WHAT IS ASKED: Search the material for the string "Exports", then return every line where it is found.

Items from a figure collection:

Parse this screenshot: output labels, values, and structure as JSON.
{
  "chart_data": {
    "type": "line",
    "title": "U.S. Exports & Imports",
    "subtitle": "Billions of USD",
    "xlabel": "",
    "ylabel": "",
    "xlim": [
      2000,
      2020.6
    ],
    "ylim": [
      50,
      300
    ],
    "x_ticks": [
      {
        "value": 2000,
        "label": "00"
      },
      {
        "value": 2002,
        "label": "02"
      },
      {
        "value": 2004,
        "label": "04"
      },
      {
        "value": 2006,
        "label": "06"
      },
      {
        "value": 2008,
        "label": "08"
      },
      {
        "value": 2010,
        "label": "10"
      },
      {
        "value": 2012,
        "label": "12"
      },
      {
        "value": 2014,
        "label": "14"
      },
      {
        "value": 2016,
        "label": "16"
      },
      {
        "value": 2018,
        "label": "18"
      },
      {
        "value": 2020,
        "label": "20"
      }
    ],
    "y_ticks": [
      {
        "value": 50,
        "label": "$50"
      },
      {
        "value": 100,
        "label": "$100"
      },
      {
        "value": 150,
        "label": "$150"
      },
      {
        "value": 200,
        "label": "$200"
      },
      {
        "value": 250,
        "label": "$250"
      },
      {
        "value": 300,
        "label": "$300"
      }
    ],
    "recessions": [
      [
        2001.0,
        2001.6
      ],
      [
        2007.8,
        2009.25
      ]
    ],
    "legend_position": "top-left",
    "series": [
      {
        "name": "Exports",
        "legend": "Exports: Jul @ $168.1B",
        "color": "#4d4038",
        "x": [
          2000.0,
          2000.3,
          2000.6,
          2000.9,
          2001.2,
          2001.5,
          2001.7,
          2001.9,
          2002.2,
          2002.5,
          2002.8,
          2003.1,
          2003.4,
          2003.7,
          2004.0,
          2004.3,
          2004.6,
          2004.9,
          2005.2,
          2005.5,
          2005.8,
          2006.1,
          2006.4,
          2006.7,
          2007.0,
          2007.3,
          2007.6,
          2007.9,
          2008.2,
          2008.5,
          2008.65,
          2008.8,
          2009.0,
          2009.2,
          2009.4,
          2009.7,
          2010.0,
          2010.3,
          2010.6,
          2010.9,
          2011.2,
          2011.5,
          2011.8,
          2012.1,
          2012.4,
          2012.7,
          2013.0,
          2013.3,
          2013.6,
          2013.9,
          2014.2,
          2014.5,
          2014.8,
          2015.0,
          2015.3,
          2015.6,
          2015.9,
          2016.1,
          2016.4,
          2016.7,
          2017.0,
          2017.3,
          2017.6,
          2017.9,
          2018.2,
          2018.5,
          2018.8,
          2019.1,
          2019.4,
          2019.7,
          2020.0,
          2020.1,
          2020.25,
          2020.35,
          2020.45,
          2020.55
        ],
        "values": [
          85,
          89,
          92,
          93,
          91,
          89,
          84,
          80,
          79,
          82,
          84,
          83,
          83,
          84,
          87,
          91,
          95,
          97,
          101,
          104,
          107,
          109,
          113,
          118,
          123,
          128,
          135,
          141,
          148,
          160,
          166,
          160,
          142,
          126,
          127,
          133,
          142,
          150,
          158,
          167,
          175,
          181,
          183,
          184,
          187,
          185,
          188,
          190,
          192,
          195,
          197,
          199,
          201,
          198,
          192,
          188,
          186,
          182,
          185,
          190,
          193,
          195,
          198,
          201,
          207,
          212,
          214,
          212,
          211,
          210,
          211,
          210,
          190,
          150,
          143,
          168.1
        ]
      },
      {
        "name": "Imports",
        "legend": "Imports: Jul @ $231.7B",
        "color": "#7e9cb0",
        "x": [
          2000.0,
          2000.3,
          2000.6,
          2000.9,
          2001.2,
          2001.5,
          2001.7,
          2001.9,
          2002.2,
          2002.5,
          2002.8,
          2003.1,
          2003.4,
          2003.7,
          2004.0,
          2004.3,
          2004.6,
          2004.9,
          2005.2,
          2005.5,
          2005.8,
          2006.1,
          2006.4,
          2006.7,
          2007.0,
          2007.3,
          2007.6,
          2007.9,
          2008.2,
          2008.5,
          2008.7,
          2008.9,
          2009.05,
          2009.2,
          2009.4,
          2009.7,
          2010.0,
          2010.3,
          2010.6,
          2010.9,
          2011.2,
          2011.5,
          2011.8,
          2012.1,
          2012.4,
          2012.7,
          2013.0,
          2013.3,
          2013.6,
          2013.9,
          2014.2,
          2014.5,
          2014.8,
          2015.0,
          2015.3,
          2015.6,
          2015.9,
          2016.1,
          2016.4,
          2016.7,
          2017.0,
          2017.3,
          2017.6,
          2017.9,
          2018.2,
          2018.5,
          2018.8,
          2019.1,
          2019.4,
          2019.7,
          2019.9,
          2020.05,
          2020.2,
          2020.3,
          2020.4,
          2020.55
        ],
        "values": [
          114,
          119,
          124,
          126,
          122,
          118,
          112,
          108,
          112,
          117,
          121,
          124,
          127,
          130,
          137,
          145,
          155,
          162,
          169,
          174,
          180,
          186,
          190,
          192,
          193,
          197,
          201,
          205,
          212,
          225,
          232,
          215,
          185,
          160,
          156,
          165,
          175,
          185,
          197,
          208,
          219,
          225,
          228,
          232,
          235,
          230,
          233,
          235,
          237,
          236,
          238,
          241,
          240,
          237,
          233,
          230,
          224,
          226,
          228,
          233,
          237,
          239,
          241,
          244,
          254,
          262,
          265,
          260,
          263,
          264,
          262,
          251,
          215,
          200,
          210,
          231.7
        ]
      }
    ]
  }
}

EXPECTED ANSWER:
    "title": "U.S. Exports & Imports",
        "name": "Exports",
        "legend": "Exports: Jul @ $168.1B",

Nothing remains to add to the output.